Would you transcribe the whole listing exactly, minus its pictures?

* START MATERIAL FOR THE TASK *

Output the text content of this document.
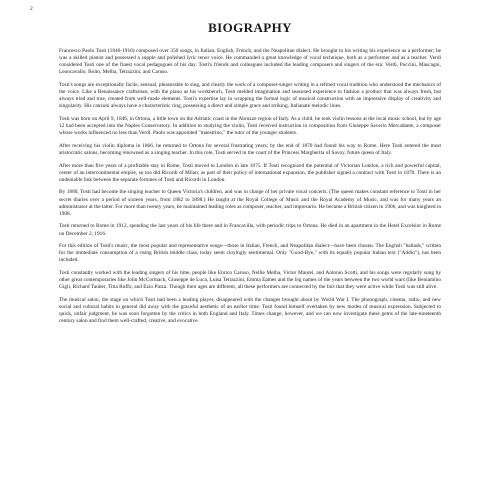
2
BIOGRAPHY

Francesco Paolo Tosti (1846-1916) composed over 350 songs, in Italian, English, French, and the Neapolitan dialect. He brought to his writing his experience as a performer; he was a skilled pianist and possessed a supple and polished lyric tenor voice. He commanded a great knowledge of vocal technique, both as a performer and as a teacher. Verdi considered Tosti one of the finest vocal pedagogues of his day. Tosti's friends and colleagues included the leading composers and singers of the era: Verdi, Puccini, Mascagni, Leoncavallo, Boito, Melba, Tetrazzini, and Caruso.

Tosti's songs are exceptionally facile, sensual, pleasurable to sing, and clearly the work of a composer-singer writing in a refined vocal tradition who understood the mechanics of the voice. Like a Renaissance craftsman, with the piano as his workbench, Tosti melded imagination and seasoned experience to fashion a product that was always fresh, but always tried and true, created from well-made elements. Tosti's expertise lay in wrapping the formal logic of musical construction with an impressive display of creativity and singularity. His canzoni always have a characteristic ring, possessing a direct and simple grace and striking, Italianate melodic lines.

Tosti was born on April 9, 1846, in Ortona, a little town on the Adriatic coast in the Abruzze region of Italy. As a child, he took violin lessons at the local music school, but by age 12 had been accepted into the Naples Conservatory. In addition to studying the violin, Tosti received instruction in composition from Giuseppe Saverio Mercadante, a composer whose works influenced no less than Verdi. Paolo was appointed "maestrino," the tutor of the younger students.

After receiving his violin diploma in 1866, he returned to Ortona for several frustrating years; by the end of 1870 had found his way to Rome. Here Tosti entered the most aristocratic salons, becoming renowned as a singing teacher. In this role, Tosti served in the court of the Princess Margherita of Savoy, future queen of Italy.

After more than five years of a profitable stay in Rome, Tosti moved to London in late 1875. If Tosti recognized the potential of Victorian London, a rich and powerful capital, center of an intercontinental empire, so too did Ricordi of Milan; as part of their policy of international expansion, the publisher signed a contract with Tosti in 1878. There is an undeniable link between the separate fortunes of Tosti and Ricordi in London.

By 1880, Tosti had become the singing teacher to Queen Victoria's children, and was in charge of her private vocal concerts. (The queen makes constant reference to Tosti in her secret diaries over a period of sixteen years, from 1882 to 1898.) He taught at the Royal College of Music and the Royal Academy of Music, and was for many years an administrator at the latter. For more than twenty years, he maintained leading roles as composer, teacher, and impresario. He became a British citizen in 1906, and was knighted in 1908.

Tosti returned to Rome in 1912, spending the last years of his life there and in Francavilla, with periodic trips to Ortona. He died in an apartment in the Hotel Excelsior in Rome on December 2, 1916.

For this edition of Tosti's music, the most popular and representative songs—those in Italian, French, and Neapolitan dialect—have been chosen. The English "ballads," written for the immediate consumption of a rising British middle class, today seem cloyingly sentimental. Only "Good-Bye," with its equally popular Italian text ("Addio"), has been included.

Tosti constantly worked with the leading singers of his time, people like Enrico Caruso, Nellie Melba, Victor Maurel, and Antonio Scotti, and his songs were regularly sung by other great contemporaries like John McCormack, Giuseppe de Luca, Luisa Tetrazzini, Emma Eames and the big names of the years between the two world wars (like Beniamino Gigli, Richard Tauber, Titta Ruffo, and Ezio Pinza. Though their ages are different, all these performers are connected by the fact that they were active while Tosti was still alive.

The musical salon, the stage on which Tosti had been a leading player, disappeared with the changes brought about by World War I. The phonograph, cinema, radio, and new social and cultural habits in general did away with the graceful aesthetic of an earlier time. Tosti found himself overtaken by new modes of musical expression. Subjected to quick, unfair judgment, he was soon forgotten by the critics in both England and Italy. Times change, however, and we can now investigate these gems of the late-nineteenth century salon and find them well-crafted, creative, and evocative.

* END MATERIAL FOR THE TASK *

### REPLY
Output the text content of this document.
2
BIOGRAPHY

Francesco Paolo Tosti (1846-1916) composed over 350 songs, in Italian, English, French, and the Neapolitan dialect. He brought to his writing his experience as a performer; he was a skilled pianist and possessed a supple and polished lyric tenor voice. He commanded a great knowledge of vocal technique, both as a performer and as a teacher. Verdi considered Tosti one of the finest vocal pedagogues of his day. Tosti's friends and colleagues included the leading composers and singers of the era: Verdi, Puccini, Mascagni, Leoncavallo, Boito, Melba, Tetrazzini, and Caruso.

Tosti's songs are exceptionally facile, sensual, pleasurable to sing, and clearly the work of a composer-singer writing in a refined vocal tradition who understood the mechanics of the voice. Like a Renaissance craftsman, with the piano as his workbench, Tosti melded imagination and seasoned experience to fashion a product that was always fresh, but always tried and true, created from well-made elements. Tosti's expertise lay in wrapping the formal logic of musical construction with an impressive display of creativity and singularity. His canzoni always have a characteristic ring, possessing a direct and simple grace and striking, Italianate melodic lines.

Tosti was born on April 9, 1846, in Ortona, a little town on the Adriatic coast in the Abruzze region of Italy. As a child, he took violin lessons at the local music school, but by age 12 had been accepted into the Naples Conservatory. In addition to studying the violin, Tosti received instruction in composition from Giuseppe Saverio Mercadante, a composer whose works influenced no less than Verdi. Paolo was appointed "maestrino," the tutor of the younger students.

After receiving his violin diploma in 1866, he returned to Ortona for several frustrating years; by the end of 1870 had found his way to Rome. Here Tosti entered the most aristocratic salons, becoming renowned as a singing teacher. In this role, Tosti served in the court of the Princess Margherita of Savoy, future queen of Italy.

After more than five years of a profitable stay in Rome, Tosti moved to London in late 1875. If Tosti recognized the potential of Victorian London, a rich and powerful capital, center of an intercontinental empire, so too did Ricordi of Milan; as part of their policy of international expansion, the publisher signed a contract with Tosti in 1878. There is an undeniable link between the separate fortunes of Tosti and Ricordi in London.

By 1880, Tosti had become the singing teacher to Queen Victoria's children, and was in charge of her private vocal concerts. (The queen makes constant reference to Tosti in her secret diaries over a period of sixteen years, from 1882 to 1898.) He taught at the Royal College of Music and the Royal Academy of Music, and was for many years an administrator at the latter. For more than twenty years, he maintained leading roles as composer, teacher, and impresario. He became a British citizen in 1906, and was knighted in 1908.

Tosti returned to Rome in 1912, spending the last years of his life there and in Francavilla, with periodic trips to Ortona. He died in an apartment in the Hotel Excelsior in Rome on December 2, 1916.

For this edition of Tosti's music, the most popular and representative songs—those in Italian, French, and Neapolitan dialect—have been chosen. The English "ballads," written for the immediate consumption of a rising British middle class, today seem cloyingly sentimental. Only "Good-Bye," with its equally popular Italian text ("Addio"), has been included.

Tosti constantly worked with the leading singers of his time, people like Enrico Caruso, Nellie Melba, Victor Maurel, and Antonio Scotti, and his songs were regularly sung by other great contemporaries like John McCormack, Giuseppe de Luca, Luisa Tetrazzini, Emma Eames and the big names of the years between the two world wars (like Beniamino Gigli, Richard Tauber, Titta Ruffo, and Ezio Pinza. Though their ages are different, all these performers are connected by the fact that they were active while Tosti was still alive.

The musical salon, the stage on which Tosti had been a leading player, disappeared with the changes brought about by World War I. The phonograph, cinema, radio, and new social and cultural habits in general did away with the graceful aesthetic of an earlier time. Tosti found himself overtaken by new modes of musical expression. Subjected to quick, unfair judgment, he was soon forgotten by the critics in both England and Italy. Times change, however, and we can now investigate these gems of the late-nineteenth century salon and find them well-crafted, creative, and evocative.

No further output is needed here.